# Problem to solve
Begin with the line containing "Convert this document image to plain text." and copy each line exactly through the last line of the entries, inclusive.

Part of a data file:
┌────────
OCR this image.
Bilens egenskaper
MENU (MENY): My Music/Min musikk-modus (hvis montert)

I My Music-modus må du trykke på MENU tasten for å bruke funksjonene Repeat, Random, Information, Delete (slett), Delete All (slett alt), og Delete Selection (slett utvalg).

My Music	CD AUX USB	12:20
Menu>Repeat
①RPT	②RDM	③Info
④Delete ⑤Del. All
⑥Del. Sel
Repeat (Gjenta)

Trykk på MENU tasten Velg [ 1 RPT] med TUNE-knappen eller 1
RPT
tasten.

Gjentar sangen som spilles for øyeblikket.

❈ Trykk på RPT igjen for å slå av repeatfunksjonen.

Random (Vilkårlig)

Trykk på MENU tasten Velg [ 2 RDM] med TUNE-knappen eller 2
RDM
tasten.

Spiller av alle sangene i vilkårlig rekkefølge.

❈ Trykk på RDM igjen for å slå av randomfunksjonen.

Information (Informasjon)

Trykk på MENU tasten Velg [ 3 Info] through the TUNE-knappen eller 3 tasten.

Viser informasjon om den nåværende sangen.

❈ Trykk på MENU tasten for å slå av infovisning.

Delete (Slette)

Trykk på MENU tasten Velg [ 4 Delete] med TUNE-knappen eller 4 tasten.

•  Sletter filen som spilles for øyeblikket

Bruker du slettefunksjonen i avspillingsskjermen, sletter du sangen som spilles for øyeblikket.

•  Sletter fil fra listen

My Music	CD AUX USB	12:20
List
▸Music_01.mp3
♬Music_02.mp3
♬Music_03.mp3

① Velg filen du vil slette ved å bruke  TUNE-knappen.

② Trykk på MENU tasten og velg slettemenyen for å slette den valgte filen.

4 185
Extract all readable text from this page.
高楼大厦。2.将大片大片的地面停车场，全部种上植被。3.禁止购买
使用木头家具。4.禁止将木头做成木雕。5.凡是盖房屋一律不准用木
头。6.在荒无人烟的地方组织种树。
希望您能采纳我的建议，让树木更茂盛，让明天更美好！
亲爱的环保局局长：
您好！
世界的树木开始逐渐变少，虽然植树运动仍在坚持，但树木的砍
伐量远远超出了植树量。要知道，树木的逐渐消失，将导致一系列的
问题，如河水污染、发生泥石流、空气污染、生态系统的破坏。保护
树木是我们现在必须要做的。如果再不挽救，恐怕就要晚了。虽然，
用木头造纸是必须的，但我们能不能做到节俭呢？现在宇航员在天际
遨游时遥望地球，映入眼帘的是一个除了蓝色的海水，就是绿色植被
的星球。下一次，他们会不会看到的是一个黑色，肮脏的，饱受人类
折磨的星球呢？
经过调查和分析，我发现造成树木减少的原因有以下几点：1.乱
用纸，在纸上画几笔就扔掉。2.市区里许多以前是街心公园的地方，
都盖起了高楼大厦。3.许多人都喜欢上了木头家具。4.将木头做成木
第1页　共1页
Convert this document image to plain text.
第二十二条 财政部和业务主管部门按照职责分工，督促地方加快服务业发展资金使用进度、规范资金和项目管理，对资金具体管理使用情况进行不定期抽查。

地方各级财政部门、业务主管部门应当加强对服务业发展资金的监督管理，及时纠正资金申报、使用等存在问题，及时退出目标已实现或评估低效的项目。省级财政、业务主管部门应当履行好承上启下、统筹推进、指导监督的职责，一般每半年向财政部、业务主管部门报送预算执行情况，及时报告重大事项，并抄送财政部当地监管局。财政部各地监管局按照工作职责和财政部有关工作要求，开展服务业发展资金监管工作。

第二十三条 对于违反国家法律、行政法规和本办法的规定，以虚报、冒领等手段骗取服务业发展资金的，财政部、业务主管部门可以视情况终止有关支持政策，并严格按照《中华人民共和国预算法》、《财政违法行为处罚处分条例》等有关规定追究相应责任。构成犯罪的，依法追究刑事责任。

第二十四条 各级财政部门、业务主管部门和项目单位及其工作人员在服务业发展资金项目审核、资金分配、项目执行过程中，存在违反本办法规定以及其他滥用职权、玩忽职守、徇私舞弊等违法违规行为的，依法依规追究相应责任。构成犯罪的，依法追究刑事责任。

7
└────────
# Answer to this problem
Convert this document image to plain text.
第二十二条 财政部和业务主管部门按照职责分工，督促地方加快服务业发展资金使用进度、规范资金和项目管理，对资金具体管理使用情况进行不定期抽查。

地方各级财政部门、业务主管部门应当加强对服务业发展资金的监督管理，及时纠正资金申报、使用等存在问题，及时退出目标已实现或评估低效的项目。省级财政、业务主管部门应当履行好承上启下、统筹推进、指导监督的职责，一般每半年向财政部、业务主管部门报送预算执行情况，及时报告重大事项，并抄送财政部当地监管局。财政部各地监管局按照工作职责和财政部有关工作要求，开展服务业发展资金监管工作。

第二十三条 对于违反国家法律、行政法规和本办法的规定，以虚报、冒领等手段骗取服务业发展资金的，财政部、业务主管部门可以视情况终止有关支持政策，并严格按照《中华人民共和国预算法》、《财政违法行为处罚处分条例》等有关规定追究相应责任。构成犯罪的，依法追究刑事责任。

第二十四条 各级财政部门、业务主管部门和项目单位及其工作人员在服务业发展资金项目审核、资金分配、项目执行过程中，存在违反本办法规定以及其他滥用职权、玩忽职守、徇私舞弊等违法违规行为的，依法依规追究相应责任。构成犯罪的，依法追究刑事责任。

7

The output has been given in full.